- **Lines of data**:

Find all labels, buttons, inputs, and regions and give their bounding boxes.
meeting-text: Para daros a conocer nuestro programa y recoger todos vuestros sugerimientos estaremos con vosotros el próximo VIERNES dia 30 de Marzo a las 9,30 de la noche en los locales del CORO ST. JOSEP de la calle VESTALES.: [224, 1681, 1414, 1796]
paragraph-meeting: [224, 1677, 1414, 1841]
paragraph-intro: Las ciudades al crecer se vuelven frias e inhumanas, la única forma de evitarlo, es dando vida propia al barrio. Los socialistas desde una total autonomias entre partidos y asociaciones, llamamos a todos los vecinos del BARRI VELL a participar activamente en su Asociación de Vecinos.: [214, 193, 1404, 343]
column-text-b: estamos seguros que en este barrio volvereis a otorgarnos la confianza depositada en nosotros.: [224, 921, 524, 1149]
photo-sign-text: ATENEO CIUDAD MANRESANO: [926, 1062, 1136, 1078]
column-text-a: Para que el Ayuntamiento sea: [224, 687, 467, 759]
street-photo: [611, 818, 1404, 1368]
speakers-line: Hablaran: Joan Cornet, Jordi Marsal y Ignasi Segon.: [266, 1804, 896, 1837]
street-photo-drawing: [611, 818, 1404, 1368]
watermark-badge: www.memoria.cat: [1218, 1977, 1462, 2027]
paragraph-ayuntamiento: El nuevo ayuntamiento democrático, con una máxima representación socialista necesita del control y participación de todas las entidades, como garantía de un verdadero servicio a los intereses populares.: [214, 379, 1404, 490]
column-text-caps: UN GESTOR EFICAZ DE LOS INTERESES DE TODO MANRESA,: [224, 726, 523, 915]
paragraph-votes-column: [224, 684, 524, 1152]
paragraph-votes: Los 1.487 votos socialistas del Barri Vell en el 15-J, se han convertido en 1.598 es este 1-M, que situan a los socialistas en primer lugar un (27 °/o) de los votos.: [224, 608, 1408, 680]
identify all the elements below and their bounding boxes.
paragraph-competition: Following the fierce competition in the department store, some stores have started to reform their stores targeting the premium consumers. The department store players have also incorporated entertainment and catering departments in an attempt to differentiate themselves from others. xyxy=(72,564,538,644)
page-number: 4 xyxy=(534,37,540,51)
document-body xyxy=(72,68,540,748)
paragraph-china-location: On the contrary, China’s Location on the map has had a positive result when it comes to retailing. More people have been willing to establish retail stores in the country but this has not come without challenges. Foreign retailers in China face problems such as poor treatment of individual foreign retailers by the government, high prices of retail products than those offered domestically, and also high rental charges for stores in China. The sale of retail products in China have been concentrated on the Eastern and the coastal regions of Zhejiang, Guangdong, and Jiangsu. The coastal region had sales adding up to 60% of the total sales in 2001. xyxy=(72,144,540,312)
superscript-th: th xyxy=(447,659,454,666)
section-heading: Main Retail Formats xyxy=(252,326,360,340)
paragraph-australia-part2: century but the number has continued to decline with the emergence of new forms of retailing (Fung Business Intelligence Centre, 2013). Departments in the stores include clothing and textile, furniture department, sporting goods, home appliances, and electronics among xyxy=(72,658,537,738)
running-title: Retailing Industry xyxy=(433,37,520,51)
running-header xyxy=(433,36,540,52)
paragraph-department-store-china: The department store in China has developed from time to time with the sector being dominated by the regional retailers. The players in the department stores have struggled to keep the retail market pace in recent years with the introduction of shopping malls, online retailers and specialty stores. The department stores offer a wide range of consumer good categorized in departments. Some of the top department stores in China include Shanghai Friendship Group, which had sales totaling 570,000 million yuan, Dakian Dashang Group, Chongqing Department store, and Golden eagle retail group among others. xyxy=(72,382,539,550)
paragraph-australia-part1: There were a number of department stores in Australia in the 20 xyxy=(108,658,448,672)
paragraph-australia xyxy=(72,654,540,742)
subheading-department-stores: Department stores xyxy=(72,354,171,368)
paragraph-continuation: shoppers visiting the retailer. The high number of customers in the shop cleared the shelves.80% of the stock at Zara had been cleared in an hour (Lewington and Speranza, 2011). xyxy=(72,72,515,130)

- **Directive**:
Can you update the listing so that "Retailing Industry" reads "Retail Sector", with everything else left the same?

- **Output of the task**:
Find all labels, buttons, inputs, and regions and give their bounding boxes.
meeting-text: Para daros a conocer nuestro programa y recoger todos vuestros sugerimientos estaremos con vosotros el próximo VIERNES dia 30 de Marzo a las 9,30 de la noche en los locales del CORO ST. JOSEP de la calle VESTALES.: [224, 1681, 1414, 1796]
paragraph-meeting: [224, 1677, 1414, 1841]
paragraph-intro: Las ciudades al crecer se vuelven frias e inhumanas, la única forma de evitarlo, es dando vida propia al barrio. Los socialistas desde una total autonomias entre partidos y asociaciones, llamamos a todos los vecinos del BARRI VELL a participar activamente en su Asociación de Vecinos.: [214, 193, 1404, 343]
column-text-b: estamos seguros que en este barrio volvereis a otorgarnos la confianza depositada en nosotros.: [224, 921, 524, 1149]
photo-sign-text: ATENEO CIUDAD MANRESANO: [926, 1062, 1136, 1078]
column-text-a: Para que el Ayuntamiento sea: [224, 687, 467, 759]
street-photo: [611, 818, 1404, 1368]
speakers-line: Hablaran: Joan Cornet, Jordi Marsal y Ignasi Segon.: [266, 1804, 896, 1837]
street-photo-drawing: [611, 818, 1404, 1368]
watermark-badge: www.memoria.cat: [1218, 1977, 1462, 2027]
paragraph-ayuntamiento: El nuevo ayuntamiento democrático, con una máxima representación socialista necesita del control y participación de todas las entidades, como garantía de un verdadero servicio a los intereses populares.: [214, 379, 1404, 490]
column-text-caps: UN GESTOR EFICAZ DE LOS INTERESES DE TODO MANRESA,: [224, 726, 523, 915]
paragraph-votes-column: [224, 684, 524, 1152]
paragraph-votes: Los 1.487 votos socialistas del Barri Vell en el 15-J, se han convertido en 1.598 es este 1-M, que situan a los socialistas en primer lugar un (27 °/o) de los votos.: [224, 608, 1408, 680]
identify all the elements below and their bounding boxes.
paragraph-competition: Following the fierce competition in the department store, some stores have started to reform their stores targeting the premium consumers. The department store players have also incorporated entertainment and catering departments in an attempt to differentiate themselves from others. xyxy=(72,564,538,644)
page-number: 4 xyxy=(534,37,540,51)
document-body xyxy=(72,68,540,748)
paragraph-china-location: On the contrary, China’s Location on the map has had a positive result when it comes to retailing. More people have been willing to establish retail stores in the country but this has not come without challenges. Foreign retailers in China face problems such as poor treatment of individual foreign retailers by the government, high prices of retail products than those offered domestically, and also high rental charges for stores in China. The sale of retail products in China have been concentrated on the Eastern and the coastal regions of Zhejiang, Guangdong, and Jiangsu. The coastal region had sales adding up to 60% of the total sales in 2001. xyxy=(72,144,540,312)
superscript-th: th xyxy=(447,659,454,666)
section-heading: Main Retail Formats xyxy=(252,326,360,340)
paragraph-australia-part2: century but the number has continued to decline with the emergence of new forms of retailing (Fung Business Intelligence Centre, 2013). Departments in the stores include clothing and textile, furniture department, sporting goods, home appliances, and electronics among xyxy=(72,658,537,738)
running-title: Retail Sector xyxy=(433,37,520,51)
running-header xyxy=(433,36,540,52)
paragraph-department-store-china: The department store in China has developed from time to time with the sector being dominated by the regional retailers. The players in the department stores have struggled to keep the retail market pace in recent years with the introduction of shopping malls, online retailers and specialty stores. The department stores offer a wide range of consumer good categorized in departments. Some of the top department stores in China include Shanghai Friendship Group, which had sales totaling 570,000 million yuan, Dakian Dashang Group, Chongqing Department store, and Golden eagle retail group among others. xyxy=(72,382,539,550)
paragraph-australia-part1: There were a number of department stores in Australia in the 20 xyxy=(108,658,448,672)
paragraph-australia xyxy=(72,654,540,742)
subheading-department-stores: Department stores xyxy=(72,354,171,368)
paragraph-continuation: shoppers visiting the retailer. The high number of customers in the shop cleared the shelves.80% of the stock at Zara had been cleared in an hour (Lewington and Speranza, 2011). xyxy=(72,72,515,130)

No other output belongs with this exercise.